EXTRACTED TEXT:
--------

United States District Court, N.D. Alabama, Southern Division

March 9, 2018




         This action arises out of a contract dispute involving the purported breach of an obligation created by the Immigration and Nationality Act, 8 U.S.C. § 1101, et seq., and a related state law claim for the intentional infliction of emotional distress. Klavdia Thomas and Tatiana Kuznitsyna (the Defendants) have now filed a motion to dismiss, which the court construes as brought under Rule 12(b)(1) of the Federal Rules of Civil Procedure, arguing that the court should abstain from exercising subject matter jurisdiction over this case because of an ongoing divorce proceeding between Tatiana Kuznitsyna and the Plaintiff, Valentin Belevich, in the Circuit Court of Jefferson County, Alabama. Doc. 6. That motion is now fully briefed, docs. 10 and 13, and ripe for review. After carefully considering the parties' briefs and the record, the court finds that the Defendants motion is due to be denied.


         Belevich and Kuznitsyna, a married couple with Russian citizenship, sought to immigrate to the United States in 2009. Doc. 1 at 3. Kuznitsyna's daughter Klavdia Thomas, a citizen of the United States, sponsored Kuznitsyna and the Department of Homeland Security approved Kuznitsyna's visa request in 2010. Id. at 4. Kuznitsyna and Thomas then jointly sponsored Belevich's immigration by co-signing an I-864 Affidavit of Support pursuant to § 213A of the Immigration and Nationality Act, 8 U.S.C. § 1182a, on his behalf and promptly filing the document with the Department of Homeland Security. Id.; see also 8 C.F.R. § 213a.2(a)(1)(ii). An affidavit of support is required for certain categories of immigrants to become lawful permanent residents. 8 U.S.C. § 1182(a)(4)(C). The affidavit must be “executed by a sponsor of the alien as a contract . . . in which the sponsor agrees to provide support to maintain the sponsored alien at an annual income that is not less than 125 percent of the Federal poverty level during the period in which the affidavit is enforceable.” 8 U.S.C. § 1183a(a)(1)(A). Notably, the affidavit does not terminate on divorce, doc. 1-1 at 24, and lasts until the alien becomes a naturalized citizen of the United States or “has worked 40 qualifying quarters of coverage as defined under title II of the Social Security Act.” § 1183a(a)(2)-(3). The Department of Homeland Security subsequently granted Belevich a visa allowing him to immigrate to Alabama in 2012. Doc. 1 at 4.

--------

STATED TASK 1:
Reproduce the records verbatim, from their first line through the line containing "Text: Disease and", both included.

--------

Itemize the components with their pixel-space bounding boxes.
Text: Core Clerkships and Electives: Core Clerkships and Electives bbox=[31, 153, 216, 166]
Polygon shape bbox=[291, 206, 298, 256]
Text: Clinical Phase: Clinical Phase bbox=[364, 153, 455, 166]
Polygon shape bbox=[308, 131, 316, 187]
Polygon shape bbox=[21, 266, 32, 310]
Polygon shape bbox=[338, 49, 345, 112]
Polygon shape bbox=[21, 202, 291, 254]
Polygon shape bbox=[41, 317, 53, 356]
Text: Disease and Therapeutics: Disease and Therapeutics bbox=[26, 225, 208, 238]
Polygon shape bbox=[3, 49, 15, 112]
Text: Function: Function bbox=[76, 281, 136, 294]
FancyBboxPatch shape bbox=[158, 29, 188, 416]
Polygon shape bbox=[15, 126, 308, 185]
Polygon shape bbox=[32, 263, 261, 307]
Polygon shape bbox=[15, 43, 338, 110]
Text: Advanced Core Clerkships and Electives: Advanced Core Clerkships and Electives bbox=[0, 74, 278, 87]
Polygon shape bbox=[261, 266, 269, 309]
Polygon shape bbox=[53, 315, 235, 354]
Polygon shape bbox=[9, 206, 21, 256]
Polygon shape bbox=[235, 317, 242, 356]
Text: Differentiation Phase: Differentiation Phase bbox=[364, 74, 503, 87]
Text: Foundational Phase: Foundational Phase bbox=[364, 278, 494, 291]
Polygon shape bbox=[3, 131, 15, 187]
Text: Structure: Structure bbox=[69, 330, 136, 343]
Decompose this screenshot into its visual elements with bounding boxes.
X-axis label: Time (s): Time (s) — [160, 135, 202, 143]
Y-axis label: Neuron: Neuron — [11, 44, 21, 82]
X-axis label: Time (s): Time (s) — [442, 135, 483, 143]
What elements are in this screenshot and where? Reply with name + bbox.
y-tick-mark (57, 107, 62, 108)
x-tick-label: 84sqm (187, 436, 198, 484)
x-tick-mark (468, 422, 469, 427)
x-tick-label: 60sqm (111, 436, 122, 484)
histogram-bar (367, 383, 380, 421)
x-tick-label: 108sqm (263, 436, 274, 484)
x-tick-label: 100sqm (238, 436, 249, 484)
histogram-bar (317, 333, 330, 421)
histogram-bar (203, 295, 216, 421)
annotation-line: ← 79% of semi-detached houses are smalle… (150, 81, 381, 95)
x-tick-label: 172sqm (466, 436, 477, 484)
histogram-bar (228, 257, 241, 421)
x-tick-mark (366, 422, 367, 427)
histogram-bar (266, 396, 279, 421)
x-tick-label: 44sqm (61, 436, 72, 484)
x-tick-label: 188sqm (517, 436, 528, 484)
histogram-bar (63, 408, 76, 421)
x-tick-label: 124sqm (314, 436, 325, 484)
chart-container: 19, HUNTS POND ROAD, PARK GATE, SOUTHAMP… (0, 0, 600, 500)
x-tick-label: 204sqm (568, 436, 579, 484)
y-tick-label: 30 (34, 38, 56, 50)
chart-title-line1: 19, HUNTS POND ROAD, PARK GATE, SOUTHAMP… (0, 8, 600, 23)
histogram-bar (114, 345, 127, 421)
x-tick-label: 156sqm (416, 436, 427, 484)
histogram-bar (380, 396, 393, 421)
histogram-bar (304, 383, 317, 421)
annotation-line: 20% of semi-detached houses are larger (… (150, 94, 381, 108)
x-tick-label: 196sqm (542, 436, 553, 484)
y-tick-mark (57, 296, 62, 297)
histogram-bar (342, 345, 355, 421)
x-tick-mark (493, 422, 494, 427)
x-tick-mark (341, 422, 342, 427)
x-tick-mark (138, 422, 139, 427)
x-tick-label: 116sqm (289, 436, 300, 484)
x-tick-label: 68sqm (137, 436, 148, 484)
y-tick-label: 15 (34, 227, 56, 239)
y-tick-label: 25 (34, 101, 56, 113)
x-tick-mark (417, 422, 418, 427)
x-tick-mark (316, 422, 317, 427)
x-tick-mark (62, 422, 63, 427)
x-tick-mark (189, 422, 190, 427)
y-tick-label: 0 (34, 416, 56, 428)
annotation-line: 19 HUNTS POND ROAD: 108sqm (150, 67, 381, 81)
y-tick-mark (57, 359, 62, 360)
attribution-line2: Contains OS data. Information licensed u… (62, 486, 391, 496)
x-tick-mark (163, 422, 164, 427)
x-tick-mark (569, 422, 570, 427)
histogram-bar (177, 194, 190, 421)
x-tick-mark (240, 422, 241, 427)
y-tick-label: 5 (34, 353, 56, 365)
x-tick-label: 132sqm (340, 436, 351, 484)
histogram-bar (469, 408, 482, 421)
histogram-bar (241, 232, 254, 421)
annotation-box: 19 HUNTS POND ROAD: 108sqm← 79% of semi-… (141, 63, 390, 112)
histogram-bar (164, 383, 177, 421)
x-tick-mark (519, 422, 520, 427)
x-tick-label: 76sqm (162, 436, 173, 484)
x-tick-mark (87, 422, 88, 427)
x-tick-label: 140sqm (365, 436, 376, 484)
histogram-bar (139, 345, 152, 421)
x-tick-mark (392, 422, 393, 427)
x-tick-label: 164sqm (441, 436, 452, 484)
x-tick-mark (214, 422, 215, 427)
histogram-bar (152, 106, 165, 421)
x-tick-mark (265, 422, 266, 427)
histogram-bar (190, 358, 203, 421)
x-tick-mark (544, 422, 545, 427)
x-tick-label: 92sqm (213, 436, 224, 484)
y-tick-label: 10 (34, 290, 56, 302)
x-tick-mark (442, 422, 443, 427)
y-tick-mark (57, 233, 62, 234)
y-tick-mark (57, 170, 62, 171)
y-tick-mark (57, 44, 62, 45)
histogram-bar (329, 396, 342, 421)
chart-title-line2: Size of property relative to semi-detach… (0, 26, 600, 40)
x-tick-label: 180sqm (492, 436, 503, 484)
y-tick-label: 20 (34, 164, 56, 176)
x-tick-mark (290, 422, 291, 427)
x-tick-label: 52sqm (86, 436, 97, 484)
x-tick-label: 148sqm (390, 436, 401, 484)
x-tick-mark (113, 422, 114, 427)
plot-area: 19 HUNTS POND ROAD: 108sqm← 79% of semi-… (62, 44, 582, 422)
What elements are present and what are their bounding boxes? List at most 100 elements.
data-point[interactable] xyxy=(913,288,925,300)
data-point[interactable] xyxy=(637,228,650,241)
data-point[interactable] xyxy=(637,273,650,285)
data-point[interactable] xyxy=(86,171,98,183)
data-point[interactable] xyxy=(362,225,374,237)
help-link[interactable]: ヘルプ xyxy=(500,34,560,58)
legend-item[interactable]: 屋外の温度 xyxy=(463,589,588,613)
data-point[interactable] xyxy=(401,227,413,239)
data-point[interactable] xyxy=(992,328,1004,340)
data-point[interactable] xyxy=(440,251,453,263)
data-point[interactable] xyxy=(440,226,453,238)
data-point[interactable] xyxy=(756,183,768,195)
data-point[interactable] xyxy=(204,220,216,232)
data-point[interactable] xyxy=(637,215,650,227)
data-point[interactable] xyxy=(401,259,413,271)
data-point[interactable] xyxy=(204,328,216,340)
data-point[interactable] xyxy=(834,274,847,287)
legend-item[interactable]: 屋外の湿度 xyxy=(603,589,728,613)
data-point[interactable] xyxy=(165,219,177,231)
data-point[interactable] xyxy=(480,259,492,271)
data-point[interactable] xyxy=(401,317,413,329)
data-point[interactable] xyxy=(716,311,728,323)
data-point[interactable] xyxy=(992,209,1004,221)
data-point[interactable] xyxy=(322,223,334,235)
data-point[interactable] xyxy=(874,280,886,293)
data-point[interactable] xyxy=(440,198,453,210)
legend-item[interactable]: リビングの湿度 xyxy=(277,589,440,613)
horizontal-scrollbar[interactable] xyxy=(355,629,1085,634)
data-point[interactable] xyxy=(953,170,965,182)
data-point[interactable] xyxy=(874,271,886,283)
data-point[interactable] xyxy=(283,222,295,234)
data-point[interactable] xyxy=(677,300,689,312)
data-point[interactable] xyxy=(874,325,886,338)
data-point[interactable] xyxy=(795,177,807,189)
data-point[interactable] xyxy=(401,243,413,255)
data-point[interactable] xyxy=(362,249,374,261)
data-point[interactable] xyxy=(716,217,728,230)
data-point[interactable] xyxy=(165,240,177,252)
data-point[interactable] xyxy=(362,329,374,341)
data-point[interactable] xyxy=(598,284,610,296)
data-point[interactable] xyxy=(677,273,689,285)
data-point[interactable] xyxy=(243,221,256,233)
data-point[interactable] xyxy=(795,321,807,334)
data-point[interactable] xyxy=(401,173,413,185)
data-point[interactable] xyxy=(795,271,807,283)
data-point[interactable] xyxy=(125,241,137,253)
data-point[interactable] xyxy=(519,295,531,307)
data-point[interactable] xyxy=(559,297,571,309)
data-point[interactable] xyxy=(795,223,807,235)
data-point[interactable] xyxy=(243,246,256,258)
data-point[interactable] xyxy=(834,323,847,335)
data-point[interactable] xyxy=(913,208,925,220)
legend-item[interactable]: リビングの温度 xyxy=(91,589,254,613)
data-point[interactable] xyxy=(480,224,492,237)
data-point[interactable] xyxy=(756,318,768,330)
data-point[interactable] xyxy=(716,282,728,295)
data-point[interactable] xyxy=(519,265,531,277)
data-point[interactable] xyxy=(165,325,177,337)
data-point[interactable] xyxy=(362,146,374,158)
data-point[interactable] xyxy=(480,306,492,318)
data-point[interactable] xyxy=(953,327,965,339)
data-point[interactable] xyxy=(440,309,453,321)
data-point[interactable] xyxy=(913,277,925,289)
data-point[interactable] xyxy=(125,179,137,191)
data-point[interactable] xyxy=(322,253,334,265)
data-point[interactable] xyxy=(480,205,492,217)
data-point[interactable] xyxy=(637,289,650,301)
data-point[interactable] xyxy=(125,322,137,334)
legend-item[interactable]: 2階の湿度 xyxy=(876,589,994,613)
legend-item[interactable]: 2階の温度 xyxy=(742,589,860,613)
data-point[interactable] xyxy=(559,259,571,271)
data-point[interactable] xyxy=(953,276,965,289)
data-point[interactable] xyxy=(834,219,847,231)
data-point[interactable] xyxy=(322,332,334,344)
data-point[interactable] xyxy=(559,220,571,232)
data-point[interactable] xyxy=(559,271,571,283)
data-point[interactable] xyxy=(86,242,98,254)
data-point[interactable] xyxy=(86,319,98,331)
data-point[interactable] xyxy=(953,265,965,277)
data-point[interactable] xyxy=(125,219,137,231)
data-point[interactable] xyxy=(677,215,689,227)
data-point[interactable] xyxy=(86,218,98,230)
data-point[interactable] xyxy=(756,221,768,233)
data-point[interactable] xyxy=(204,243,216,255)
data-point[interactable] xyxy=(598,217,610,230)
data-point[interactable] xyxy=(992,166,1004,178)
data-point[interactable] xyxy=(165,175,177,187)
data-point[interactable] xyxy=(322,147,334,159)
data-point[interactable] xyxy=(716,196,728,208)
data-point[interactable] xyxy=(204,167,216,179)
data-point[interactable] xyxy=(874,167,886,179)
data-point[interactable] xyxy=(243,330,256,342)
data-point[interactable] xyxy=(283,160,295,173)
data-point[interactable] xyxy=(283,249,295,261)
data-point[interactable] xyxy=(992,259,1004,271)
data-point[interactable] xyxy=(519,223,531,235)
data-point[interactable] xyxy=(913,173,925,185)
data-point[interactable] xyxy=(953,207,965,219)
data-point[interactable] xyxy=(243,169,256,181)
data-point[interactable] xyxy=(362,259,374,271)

--------

STATED TASK 2:
Resume the court opinion on the affidavit-of-support dispute, continuing from its final sentence.

EXERCISE RESULT 1:
Itemize the components with their pixel-space bounding boxes.
Text: Core Clerkships and Electives: Core Clerkships and Electives bbox=[31, 153, 216, 166]
Polygon shape bbox=[291, 206, 298, 256]
Text: Clinical Phase: Clinical Phase bbox=[364, 153, 455, 166]
Polygon shape bbox=[308, 131, 316, 187]
Polygon shape bbox=[21, 266, 32, 310]
Polygon shape bbox=[338, 49, 345, 112]
Polygon shape bbox=[21, 202, 291, 254]
Polygon shape bbox=[41, 317, 53, 356]
Text: Disease and Therapeutics: Disease and Therapeutics bbox=[26, 225, 208, 238]

EXERCISE RESULT 2:
         Neither Belevich nor Kuznitsyna spoke English when they arrived in the United States rendering them entirely dependent on Thomas for guidance and support. Id. Indeed, among other things, Belevich allowed Thomas to liquidate the couple's Russian real property before he immigrated and he also wired Thomas approximately $15, 000 which she used to purchase and furnish a home for the couple. Id. Once he arrived in Alabama, Belevich turned his other financial assets over to Thomas, and he exclusively relied on a credit card Thomas provided for his living expenses. Id. Belevich also surrendered the wages he earned at a variety of jobs, including a full-time position as an auto-mechanic, to Thomas. Id. at 5.

         In late 2014, Belevich suffered a heart attack and subsequently lost his job. This created a financial hardship for the family and strained the parties' relationship. Id. During his recovery, Belevich temporarily returned to Russia to care for his ailing mother. Id. Allegedly, Thomas then sought to prevent Belevich's return to the United States by cancelling his credit card, cell phone, and return ticket. Id. While in Russia, Belevich purportedly also learned that Thomas had emptied his retirement accounts and liquidated his remaining Russian assets without his knowledge. Id. These events allegedly caused Belevich to suffer a second heart attack. Id. at 6.

         After his condition stabilized, Belevich contacted his wife who informed him that she was seeking a divorce and that he was no longer welcome in the couple's home. Id. Belevich borrowed money from friends to return to the United States, but, true to her word, Kuznitsyna initiated divorce proceedings against him. Id. Those proceedings are still ongoing. Id. at 7. Belevich alleges that since his return in 2015 neither Kuznitsyna nor Thomas have complied with their obligations under the I-864 Affidavit of Support, forcing Belevich to rely on government benefits and charity to survive. Id. at 5-7. Accordingly, Belevich filed this action requesting specific performance of the Defendants' contractual obligations, compensatory damages for past support, and damages for the intentional infliction of emotional distress. Id. at 8-9.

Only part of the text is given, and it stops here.